# Supplied information:
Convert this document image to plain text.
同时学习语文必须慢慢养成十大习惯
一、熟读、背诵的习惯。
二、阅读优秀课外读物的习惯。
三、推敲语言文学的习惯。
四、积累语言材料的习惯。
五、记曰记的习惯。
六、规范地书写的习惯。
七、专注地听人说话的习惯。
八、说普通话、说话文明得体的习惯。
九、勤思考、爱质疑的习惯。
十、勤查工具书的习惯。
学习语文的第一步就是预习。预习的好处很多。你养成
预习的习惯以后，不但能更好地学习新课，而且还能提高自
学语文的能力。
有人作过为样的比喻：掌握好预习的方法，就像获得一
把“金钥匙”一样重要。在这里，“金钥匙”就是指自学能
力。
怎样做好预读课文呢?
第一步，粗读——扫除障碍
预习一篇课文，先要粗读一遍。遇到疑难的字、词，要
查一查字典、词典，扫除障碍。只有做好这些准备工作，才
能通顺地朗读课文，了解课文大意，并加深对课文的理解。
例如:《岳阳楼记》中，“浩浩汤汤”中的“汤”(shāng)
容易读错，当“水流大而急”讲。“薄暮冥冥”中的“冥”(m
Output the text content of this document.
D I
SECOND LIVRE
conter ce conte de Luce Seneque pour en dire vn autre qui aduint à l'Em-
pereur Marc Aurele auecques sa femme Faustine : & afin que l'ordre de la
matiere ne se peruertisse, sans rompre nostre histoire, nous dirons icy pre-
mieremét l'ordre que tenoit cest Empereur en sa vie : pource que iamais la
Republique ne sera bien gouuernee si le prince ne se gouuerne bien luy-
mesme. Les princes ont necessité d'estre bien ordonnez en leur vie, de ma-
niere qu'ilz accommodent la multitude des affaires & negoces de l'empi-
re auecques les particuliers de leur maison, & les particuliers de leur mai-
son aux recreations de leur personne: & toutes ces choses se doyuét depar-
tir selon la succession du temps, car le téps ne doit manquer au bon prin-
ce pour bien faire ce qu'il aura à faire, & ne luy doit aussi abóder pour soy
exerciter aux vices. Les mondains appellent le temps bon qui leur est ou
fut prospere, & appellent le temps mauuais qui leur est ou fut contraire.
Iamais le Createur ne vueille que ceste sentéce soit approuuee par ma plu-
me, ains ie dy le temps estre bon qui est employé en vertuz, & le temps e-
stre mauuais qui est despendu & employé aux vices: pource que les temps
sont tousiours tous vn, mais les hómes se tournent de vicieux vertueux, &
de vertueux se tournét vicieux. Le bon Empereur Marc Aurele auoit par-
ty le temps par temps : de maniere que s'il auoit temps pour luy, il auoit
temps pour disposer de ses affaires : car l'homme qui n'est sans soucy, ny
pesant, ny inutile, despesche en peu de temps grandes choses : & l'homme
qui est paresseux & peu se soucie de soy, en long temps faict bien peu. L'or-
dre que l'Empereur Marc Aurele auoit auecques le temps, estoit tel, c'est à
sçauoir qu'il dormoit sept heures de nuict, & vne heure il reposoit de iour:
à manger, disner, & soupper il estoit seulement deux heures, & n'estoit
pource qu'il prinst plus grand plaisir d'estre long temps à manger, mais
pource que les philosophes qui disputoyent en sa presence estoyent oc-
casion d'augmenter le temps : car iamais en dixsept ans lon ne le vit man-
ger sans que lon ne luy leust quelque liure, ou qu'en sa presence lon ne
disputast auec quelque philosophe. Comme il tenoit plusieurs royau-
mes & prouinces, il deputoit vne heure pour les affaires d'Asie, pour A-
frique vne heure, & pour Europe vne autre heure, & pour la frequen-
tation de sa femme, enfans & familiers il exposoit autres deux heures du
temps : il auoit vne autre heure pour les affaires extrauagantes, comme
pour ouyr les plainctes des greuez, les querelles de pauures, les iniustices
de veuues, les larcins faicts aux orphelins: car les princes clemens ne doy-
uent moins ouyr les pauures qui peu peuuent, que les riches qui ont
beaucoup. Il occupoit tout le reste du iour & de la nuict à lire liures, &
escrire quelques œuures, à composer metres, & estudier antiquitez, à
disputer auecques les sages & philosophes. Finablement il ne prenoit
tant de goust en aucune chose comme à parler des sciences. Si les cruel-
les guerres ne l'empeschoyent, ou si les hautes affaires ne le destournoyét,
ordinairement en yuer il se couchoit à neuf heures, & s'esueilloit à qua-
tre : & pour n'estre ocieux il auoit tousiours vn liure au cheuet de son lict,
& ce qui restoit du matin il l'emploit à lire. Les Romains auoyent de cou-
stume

# Given task:
All of the data shown above must be copied exactly.

# Finished answer:
Convert this document image to plain text.
同时学习语文必须慢慢养成十大习惯
一、熟读、背诵的习惯。
二、阅读优秀课外读物的习惯。
三、推敲语言文学的习惯。
四、积累语言材料的习惯。
五、记曰记的习惯。
六、规范地书写的习惯。
七、专注地听人说话的习惯。
八、说普通话、说话文明得体的习惯。
九、勤思考、爱质疑的习惯。
十、勤查工具书的习惯。
学习语文的第一步就是预习。预习的好处很多。你养成
预习的习惯以后，不但能更好地学习新课，而且还能提高自
学语文的能力。
有人作过为样的比喻：掌握好预习的方法，就像获得一
把“金钥匙”一样重要。在这里，“金钥匙”就是指自学能
力。
怎样做好预读课文呢?
第一步，粗读——扫除障碍
预习一篇课文，先要粗读一遍。遇到疑难的字、词，要
查一查字典、词典，扫除障碍。只有做好这些准备工作，才
能通顺地朗读课文，了解课文大意，并加深对课文的理解。
例如:《岳阳楼记》中，“浩浩汤汤”中的“汤”(shāng)
容易读错，当“水流大而急”讲。“薄暮冥冥”中的“冥”(m
Output the text content of this document.
D I
SECOND LIVRE
conter ce conte de Luce Seneque pour en dire vn autre qui aduint à l'Em-
pereur Marc Aurele auecques sa femme Faustine : & afin que l'ordre de la
matiere ne se peruertisse, sans rompre nostre histoire, nous dirons icy pre-
mieremét l'ordre que tenoit cest Empereur en sa vie : pource que iamais la
Republique ne sera bien gouuernee si le prince ne se gouuerne bien luy-
mesme. Les princes ont necessité d'estre bien ordonnez en leur vie, de ma-
niere qu'ilz accommodent la multitude des affaires & negoces de l'empi-
re auecques les particuliers de leur maison, & les particuliers de leur mai-
son aux recreations de leur personne: & toutes ces choses se doyuét depar-
tir selon la succession du temps, car le téps ne doit manquer au bon prin-
ce pour bien faire ce qu'il aura à faire, & ne luy doit aussi abóder pour soy
exerciter aux vices. Les mondains appellent le temps bon qui leur est ou
fut prospere, & appellent le temps mauuais qui leur est ou fut contraire.
Iamais le Createur ne vueille que ceste sentéce soit approuuee par ma plu-
me, ains ie dy le temps estre bon qui est employé en vertuz, & le temps e-
stre mauuais qui est despendu & employé aux vices: pource que les temps
sont tousiours tous vn, mais les hómes se tournent de vicieux vertueux, &
de vertueux se tournét vicieux. Le bon Empereur Marc Aurele auoit par-
ty le temps par temps : de maniere que s'il auoit temps pour luy, il auoit
temps pour disposer de ses affaires : car l'homme qui n'est sans soucy, ny
pesant, ny inutile, despesche en peu de temps grandes choses : & l'homme
qui est paresseux & peu se soucie de soy, en long temps faict bien peu. L'or-
dre que l'Empereur Marc Aurele auoit auecques le temps, estoit tel, c'est à
sçauoir qu'il dormoit sept heures de nuict, & vne heure il reposoit de iour:
à manger, disner, & soupper il estoit seulement deux heures, & n'estoit
pource qu'il prinst plus grand plaisir d'estre long temps à manger, mais
pource que les philosophes qui disputoyent en sa presence estoyent oc-
casion d'augmenter le temps : car iamais en dixsept ans lon ne le vit man-
ger sans que lon ne luy leust quelque liure, ou qu'en sa presence lon ne
disputast auec quelque philosophe. Comme il tenoit plusieurs royau-
mes & prouinces, il deputoit vne heure pour les affaires d'Asie, pour A-
frique vne heure, & pour Europe vne autre heure, & pour la frequen-
tation de sa femme, enfans & familiers il exposoit autres deux heures du
temps : il auoit vne autre heure pour les affaires extrauagantes, comme
pour ouyr les plainctes des greuez, les querelles de pauures, les iniustices
de veuues, les larcins faicts aux orphelins: car les princes clemens ne doy-
uent moins ouyr les pauures qui peu peuuent, que les riches qui ont
beaucoup. Il occupoit tout le reste du iour & de la nuict à lire liures, &
escrire quelques œuures, à composer metres, & estudier antiquitez, à
disputer auecques les sages & philosophes. Finablement il ne prenoit
tant de goust en aucune chose comme à parler des sciences. Si les cruel-
les guerres ne l'empeschoyent, ou si les hautes affaires ne le destournoyét,
ordinairement en yuer il se couchoit à neuf heures, & s'esueilloit à qua-
tre : & pour n'estre ocieux il auoit tousiours vn liure au cheuet de son lict,
& ce qui restoit du matin il l'emploit à lire. Les Romains auoyent de cou-
stume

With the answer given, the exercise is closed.